PROBLEM DETAILS =
Which lines in the records below contain the word "icon"? Copy each of them.
━━━━━ DATA FOR THIS EXERCISE
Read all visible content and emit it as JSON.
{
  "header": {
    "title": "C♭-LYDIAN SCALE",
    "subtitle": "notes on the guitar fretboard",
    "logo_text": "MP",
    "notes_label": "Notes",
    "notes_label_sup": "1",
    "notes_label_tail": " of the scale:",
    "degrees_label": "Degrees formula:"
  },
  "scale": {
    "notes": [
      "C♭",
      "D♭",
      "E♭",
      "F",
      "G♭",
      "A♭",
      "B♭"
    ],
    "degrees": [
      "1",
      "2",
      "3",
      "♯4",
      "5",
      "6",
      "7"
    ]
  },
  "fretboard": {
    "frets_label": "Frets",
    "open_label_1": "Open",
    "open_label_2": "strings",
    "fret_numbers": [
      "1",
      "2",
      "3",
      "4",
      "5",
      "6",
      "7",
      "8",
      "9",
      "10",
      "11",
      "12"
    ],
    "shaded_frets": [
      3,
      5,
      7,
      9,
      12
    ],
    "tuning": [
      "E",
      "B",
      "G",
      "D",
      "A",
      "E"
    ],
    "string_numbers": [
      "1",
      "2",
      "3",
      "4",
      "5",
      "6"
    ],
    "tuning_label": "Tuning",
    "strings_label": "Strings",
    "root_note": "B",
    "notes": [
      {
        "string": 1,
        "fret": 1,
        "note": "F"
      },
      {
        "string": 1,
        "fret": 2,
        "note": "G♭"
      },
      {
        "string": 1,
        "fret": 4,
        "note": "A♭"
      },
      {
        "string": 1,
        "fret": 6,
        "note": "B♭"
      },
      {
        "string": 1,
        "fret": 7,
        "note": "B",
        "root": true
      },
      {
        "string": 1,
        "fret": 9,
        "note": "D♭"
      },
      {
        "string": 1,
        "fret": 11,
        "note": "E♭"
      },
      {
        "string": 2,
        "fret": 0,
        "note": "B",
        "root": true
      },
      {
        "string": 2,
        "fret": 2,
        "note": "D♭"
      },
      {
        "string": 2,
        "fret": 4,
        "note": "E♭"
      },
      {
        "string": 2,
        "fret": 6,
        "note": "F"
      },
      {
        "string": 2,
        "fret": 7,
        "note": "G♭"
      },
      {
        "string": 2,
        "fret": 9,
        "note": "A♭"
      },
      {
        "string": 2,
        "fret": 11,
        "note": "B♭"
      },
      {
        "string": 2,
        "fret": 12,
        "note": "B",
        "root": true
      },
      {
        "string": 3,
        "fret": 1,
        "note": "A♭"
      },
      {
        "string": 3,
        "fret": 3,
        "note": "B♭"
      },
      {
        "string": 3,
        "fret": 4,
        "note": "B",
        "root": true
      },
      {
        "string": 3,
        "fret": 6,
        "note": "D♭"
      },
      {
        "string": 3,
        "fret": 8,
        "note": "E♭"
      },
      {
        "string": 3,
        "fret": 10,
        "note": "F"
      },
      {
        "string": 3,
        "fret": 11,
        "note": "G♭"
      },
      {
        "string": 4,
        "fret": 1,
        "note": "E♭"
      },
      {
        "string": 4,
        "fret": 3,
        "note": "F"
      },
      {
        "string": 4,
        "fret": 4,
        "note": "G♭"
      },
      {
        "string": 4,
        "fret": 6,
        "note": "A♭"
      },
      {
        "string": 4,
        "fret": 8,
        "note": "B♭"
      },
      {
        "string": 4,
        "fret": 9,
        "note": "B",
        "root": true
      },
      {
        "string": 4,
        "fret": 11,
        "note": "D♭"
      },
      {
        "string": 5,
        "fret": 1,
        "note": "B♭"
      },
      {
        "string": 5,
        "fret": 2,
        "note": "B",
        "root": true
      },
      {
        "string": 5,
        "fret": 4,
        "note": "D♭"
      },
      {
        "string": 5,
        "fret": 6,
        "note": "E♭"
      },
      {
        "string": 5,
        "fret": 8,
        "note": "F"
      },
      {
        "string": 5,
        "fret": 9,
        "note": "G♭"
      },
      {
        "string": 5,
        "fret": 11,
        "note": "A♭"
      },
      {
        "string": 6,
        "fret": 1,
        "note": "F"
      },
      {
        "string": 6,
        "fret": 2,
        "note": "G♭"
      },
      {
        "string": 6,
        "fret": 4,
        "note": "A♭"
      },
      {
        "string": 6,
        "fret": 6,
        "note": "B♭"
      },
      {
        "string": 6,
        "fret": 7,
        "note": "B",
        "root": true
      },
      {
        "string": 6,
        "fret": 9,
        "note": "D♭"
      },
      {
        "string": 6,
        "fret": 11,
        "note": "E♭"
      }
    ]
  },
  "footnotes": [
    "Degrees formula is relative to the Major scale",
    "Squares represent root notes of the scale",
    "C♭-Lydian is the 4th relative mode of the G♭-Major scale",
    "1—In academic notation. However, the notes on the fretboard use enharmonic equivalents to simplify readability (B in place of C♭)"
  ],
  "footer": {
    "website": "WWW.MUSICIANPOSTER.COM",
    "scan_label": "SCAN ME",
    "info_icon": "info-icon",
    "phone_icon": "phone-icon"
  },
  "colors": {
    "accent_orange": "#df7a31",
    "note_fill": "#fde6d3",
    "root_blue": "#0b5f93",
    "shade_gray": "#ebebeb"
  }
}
━━━━━━━━━━
WRITTEN RESPONSE =
    "info_icon": "info-icon",
    "phone_icon": "phone-icon"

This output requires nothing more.